[Begin Provided data]

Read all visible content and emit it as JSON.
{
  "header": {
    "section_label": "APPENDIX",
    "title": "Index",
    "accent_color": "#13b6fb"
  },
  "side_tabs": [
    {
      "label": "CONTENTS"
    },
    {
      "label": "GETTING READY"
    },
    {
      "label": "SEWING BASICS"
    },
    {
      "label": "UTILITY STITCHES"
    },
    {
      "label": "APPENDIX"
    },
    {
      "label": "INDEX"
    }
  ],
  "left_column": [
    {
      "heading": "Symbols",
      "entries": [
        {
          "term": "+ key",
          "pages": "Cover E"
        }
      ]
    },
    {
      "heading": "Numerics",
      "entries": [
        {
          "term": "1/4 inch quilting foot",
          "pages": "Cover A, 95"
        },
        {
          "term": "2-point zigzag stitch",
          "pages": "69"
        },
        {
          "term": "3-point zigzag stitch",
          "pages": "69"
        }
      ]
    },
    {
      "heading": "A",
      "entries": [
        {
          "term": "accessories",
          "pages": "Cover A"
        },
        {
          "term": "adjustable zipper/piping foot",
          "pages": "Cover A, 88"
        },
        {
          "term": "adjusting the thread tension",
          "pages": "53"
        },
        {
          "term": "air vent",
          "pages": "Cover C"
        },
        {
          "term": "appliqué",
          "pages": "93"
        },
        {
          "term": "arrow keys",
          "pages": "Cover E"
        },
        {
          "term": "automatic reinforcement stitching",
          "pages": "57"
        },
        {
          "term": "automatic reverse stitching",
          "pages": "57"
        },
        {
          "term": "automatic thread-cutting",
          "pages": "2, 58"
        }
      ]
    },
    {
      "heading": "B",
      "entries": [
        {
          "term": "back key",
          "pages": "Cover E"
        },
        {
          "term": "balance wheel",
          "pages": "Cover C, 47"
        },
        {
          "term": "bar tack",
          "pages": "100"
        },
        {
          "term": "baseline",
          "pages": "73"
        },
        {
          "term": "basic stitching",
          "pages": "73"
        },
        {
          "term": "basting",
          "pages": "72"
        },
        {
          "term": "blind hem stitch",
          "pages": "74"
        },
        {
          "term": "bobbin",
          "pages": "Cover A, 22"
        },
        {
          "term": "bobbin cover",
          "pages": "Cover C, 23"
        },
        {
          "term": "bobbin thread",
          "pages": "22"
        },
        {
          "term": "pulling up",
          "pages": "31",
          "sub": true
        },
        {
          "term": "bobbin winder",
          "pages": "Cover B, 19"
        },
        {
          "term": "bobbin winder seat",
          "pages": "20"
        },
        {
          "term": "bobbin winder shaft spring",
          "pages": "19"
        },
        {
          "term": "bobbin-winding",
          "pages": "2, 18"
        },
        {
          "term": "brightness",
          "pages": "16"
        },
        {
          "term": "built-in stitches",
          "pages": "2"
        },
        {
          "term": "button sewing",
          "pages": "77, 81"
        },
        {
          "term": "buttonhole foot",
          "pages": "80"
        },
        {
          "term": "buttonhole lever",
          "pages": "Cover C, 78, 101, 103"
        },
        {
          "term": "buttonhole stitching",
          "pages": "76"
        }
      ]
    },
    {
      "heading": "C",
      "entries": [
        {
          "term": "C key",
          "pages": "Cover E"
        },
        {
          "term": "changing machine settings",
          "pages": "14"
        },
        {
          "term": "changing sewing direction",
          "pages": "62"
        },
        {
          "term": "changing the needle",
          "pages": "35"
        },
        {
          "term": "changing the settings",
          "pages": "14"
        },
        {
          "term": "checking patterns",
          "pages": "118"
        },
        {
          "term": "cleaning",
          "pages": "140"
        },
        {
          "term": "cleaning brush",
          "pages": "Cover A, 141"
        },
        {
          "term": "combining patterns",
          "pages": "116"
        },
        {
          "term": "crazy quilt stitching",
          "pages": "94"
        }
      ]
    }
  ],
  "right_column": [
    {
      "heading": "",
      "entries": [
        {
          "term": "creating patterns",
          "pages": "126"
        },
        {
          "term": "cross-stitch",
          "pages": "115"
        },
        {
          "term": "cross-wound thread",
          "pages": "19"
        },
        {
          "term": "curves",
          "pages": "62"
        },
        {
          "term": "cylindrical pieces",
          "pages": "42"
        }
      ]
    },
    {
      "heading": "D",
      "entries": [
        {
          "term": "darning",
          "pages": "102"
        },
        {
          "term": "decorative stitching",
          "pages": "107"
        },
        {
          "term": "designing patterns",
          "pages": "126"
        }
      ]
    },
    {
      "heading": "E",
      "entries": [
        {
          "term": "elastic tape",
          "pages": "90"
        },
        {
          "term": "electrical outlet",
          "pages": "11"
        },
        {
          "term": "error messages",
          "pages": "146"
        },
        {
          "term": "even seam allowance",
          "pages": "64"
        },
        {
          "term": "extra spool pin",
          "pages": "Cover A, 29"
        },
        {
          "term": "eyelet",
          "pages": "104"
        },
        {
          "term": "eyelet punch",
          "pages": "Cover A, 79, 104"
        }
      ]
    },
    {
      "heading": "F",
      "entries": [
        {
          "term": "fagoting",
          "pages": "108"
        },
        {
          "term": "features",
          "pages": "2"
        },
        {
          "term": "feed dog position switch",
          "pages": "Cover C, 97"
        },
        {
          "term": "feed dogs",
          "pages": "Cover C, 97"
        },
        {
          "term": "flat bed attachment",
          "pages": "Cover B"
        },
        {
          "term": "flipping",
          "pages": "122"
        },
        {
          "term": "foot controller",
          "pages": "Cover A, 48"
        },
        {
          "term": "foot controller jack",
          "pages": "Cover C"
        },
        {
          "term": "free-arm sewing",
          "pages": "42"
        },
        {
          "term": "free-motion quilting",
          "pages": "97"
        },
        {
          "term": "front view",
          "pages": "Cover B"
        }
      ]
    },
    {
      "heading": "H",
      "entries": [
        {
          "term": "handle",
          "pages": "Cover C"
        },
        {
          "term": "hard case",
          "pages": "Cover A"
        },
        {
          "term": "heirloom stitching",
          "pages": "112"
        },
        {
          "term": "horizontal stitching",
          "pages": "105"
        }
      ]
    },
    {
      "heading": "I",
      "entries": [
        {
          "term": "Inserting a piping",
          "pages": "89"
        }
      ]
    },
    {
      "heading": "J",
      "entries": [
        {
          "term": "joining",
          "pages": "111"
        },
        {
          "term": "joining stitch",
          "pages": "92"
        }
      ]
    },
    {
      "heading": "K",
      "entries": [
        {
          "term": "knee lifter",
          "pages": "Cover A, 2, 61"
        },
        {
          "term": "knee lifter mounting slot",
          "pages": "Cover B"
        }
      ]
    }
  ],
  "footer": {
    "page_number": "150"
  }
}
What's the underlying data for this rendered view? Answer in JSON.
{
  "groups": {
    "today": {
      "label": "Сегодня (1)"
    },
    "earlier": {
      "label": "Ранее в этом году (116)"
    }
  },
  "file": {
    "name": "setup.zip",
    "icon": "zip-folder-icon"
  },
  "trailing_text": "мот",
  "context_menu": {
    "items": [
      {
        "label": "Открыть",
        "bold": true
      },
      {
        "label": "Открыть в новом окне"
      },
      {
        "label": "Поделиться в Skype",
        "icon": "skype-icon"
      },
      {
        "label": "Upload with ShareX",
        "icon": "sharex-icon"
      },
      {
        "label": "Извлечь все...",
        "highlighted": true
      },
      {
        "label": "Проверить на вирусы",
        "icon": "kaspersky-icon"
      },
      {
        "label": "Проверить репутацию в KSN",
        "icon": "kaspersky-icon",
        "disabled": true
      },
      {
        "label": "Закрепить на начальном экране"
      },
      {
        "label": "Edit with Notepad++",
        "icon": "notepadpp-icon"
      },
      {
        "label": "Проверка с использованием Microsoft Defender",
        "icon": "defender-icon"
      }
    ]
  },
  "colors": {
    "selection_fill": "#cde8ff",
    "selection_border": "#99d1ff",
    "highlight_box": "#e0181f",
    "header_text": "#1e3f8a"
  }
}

[End Provided data]

### Goal of the exercise
Exactly as written, please output every entry.

### Worked solution
Read all visible content and emit it as JSON.
{
  "header": {
    "section_label": "APPENDIX",
    "title": "Index",
    "accent_color": "#13b6fb"
  },
  "side_tabs": [
    {
      "label": "CONTENTS"
    },
    {
      "label": "GETTING READY"
    },
    {
      "label": "SEWING BASICS"
    },
    {
      "label": "UTILITY STITCHES"
    },
    {
      "label": "APPENDIX"
    },
    {
      "label": "INDEX"
    }
  ],
  "left_column": [
    {
      "heading": "Symbols",
      "entries": [
        {
          "term": "+ key",
          "pages": "Cover E"
        }
      ]
    },
    {
      "heading": "Numerics",
      "entries": [
        {
          "term": "1/4 inch quilting foot",
          "pages": "Cover A, 95"
        },
        {
          "term": "2-point zigzag stitch",
          "pages": "69"
        },
        {
          "term": "3-point zigzag stitch",
          "pages": "69"
        }
      ]
    },
    {
      "heading": "A",
      "entries": [
        {
          "term": "accessories",
          "pages": "Cover A"
        },
        {
          "term": "adjustable zipper/piping foot",
          "pages": "Cover A, 88"
        },
        {
          "term": "adjusting the thread tension",
          "pages": "53"
        },
        {
          "term": "air vent",
          "pages": "Cover C"
        },
        {
          "term": "appliqué",
          "pages": "93"
        },
        {
          "term": "arrow keys",
          "pages": "Cover E"
        },
        {
          "term": "automatic reinforcement stitching",
          "pages": "57"
        },
        {
          "term": "automatic reverse stitching",
          "pages": "57"
        },
        {
          "term": "automatic thread-cutting",
          "pages": "2, 58"
        }
      ]
    },
    {
      "heading": "B",
      "entries": [
        {
          "term": "back key",
          "pages": "Cover E"
        },
        {
          "term": "balance wheel",
          "pages": "Cover C, 47"
        },
        {
          "term": "bar tack",
          "pages": "100"
        },
        {
          "term": "baseline",
          "pages": "73"
        },
        {
          "term": "basic stitching",
          "pages": "73"
        },
        {
          "term": "basting",
          "pages": "72"
        },
        {
          "term": "blind hem stitch",
          "pages": "74"
        },
        {
          "term": "bobbin",
          "pages": "Cover A, 22"
        },
        {
          "term": "bobbin cover",
          "pages": "Cover C, 23"
        },
        {
          "term": "bobbin thread",
          "pages": "22"
        },
        {
          "term": "pulling up",
          "pages": "31",
          "sub": true
        },
        {
          "term": "bobbin winder",
          "pages": "Cover B, 19"
        },
        {
          "term": "bobbin winder seat",
          "pages": "20"
        },
        {
          "term": "bobbin winder shaft spring",
          "pages": "19"
        },
        {
          "term": "bobbin-winding",
          "pages": "2, 18"
        },
        {
          "term": "brightness",
          "pages": "16"
        },
        {
          "term": "built-in stitches",
          "pages": "2"
        },
        {
          "term": "button sewing",
          "pages": "77, 81"
        },
        {
          "term": "buttonhole foot",
          "pages": "80"
        },
        {
          "term": "buttonhole lever",
          "pages": "Cover C, 78, 101, 103"
        },
        {
          "term": "buttonhole stitching",
          "pages": "76"
        }
      ]
    },
    {
      "heading": "C",
      "entries": [
        {
          "term": "C key",
          "pages": "Cover E"
        },
        {
          "term": "changing machine settings",
          "pages": "14"
        },
        {
          "term": "changing sewing direction",
          "pages": "62"
        },
        {
          "term": "changing the needle",
          "pages": "35"
        },
        {
          "term": "changing the settings",
          "pages": "14"
        },
        {
          "term": "checking patterns",
          "pages": "118"
        },
        {
          "term": "cleaning",
          "pages": "140"
        },
        {
          "term": "cleaning brush",
          "pages": "Cover A, 141"
        },
        {
          "term": "combining patterns",
          "pages": "116"
        },
        {
          "term": "crazy quilt stitching",
          "pages": "94"
        }
      ]
    }
  ],
  "right_column": [
    {
      "heading": "",
      "entries": [
        {
          "term": "creating patterns",
          "pages": "126"
        },
        {
          "term": "cross-stitch",
          "pages": "115"
        },
        {
          "term": "cross-wound thread",
          "pages": "19"
        },
        {
          "term": "curves",
          "pages": "62"
        },
        {
          "term": "cylindrical pieces",
          "pages": "42"
        }
      ]
    },
    {
      "heading": "D",
      "entries": [
        {
          "term": "darning",
          "pages": "102"
        },
        {
          "term": "decorative stitching",
          "pages": "107"
        },
        {
          "term": "designing patterns",
          "pages": "126"
        }
      ]
    },
    {
      "heading": "E",
      "entries": [
        {
          "term": "elastic tape",
          "pages": "90"
        },
        {
          "term": "electrical outlet",
          "pages": "11"
        },
        {
          "term": "error messages",
          "pages": "146"
        },
        {
          "term": "even seam allowance",
          "pages": "64"
        },
        {
          "term": "extra spool pin",
          "pages": "Cover A, 29"
        },
        {
          "term": "eyelet",
          "pages": "104"
        },
        {
          "term": "eyelet punch",
          "pages": "Cover A, 79, 104"
        }
      ]
    },
    {
      "heading": "F",
      "entries": [
        {
          "term": "fagoting",
          "pages": "108"
        },
        {
          "term": "features",
          "pages": "2"
        },
        {
          "term": "feed dog position switch",
          "pages": "Cover C, 97"
        },
        {
          "term": "feed dogs",
          "pages": "Cover C, 97"
        },
        {
          "term": "flat bed attachment",
          "pages": "Cover B"
        },
        {
          "term": "flipping",
          "pages": "122"
        },
        {
          "term": "foot controller",
          "pages": "Cover A, 48"
        },
        {
          "term": "foot controller jack",
          "pages": "Cover C"
        },
        {
          "term": "free-arm sewing",
          "pages": "42"
        },
        {
          "term": "free-motion quilting",
          "pages": "97"
        },
        {
          "term": "front view",
          "pages": "Cover B"
        }
      ]
    },
    {
      "heading": "H",
      "entries": [
        {
          "term": "handle",
          "pages": "Cover C"
        },
        {
          "term": "hard case",
          "pages": "Cover A"
        },
        {
          "term": "heirloom stitching",
          "pages": "112"
        },
        {
          "term": "horizontal stitching",
          "pages": "105"
        }
      ]
    },
    {
      "heading": "I",
      "entries": [
        {
          "term": "Inserting a piping",
          "pages": "89"
        }
      ]
    },
    {
      "heading": "J",
      "entries": [
        {
          "term": "joining",
          "pages": "111"
        },
        {
          "term": "joining stitch",
          "pages": "92"
        }
      ]
    },
    {
      "heading": "K",
      "entries": [
        {
          "term": "knee lifter",
          "pages": "Cover A, 2, 61"
        },
        {
          "term": "knee lifter mounting slot",
          "pages": "Cover B"
        }
      ]
    }
  ],
  "footer": {
    "page_number": "150"
  }
}
What's the underlying data for this rendered view? Answer in JSON.
{
  "groups": {
    "today": {
      "label": "Сегодня (1)"
    },
    "earlier": {
      "label": "Ранее в этом году (116)"
    }
  },
  "file": {
    "name": "setup.zip",
    "icon": "zip-folder-icon"
  },
  "trailing_text": "мот",
  "context_menu": {
    "items": [
      {
        "label": "Открыть",
        "bold": true
      },
      {
        "label": "Открыть в новом окне"
      },
      {
        "label": "Поделиться в Skype",
        "icon": "skype-icon"
      },
      {
        "label": "Upload with ShareX",
        "icon": "sharex-icon"
      },
      {
        "label": "Извлечь все...",
        "highlighted": true
      },
      {
        "label": "Проверить на вирусы",
        "icon": "kaspersky-icon"
      },
      {
        "label": "Проверить репутацию в KSN",
        "icon": "kaspersky-icon",
        "disabled": true
      },
      {
        "label": "Закрепить на начальном экране"
      },
      {
        "label": "Edit with Notepad++",
        "icon": "notepadpp-icon"
      },
      {
        "label": "Проверка с использованием Microsoft Defender",
        "icon": "defender-icon"
      }
    ]
  },
  "colors": {
    "selection_fill": "#cde8ff",
    "selection_border": "#99d1ff",
    "highlight_box": "#e0181f",
    "header_text": "#1e3f8a"
  }
}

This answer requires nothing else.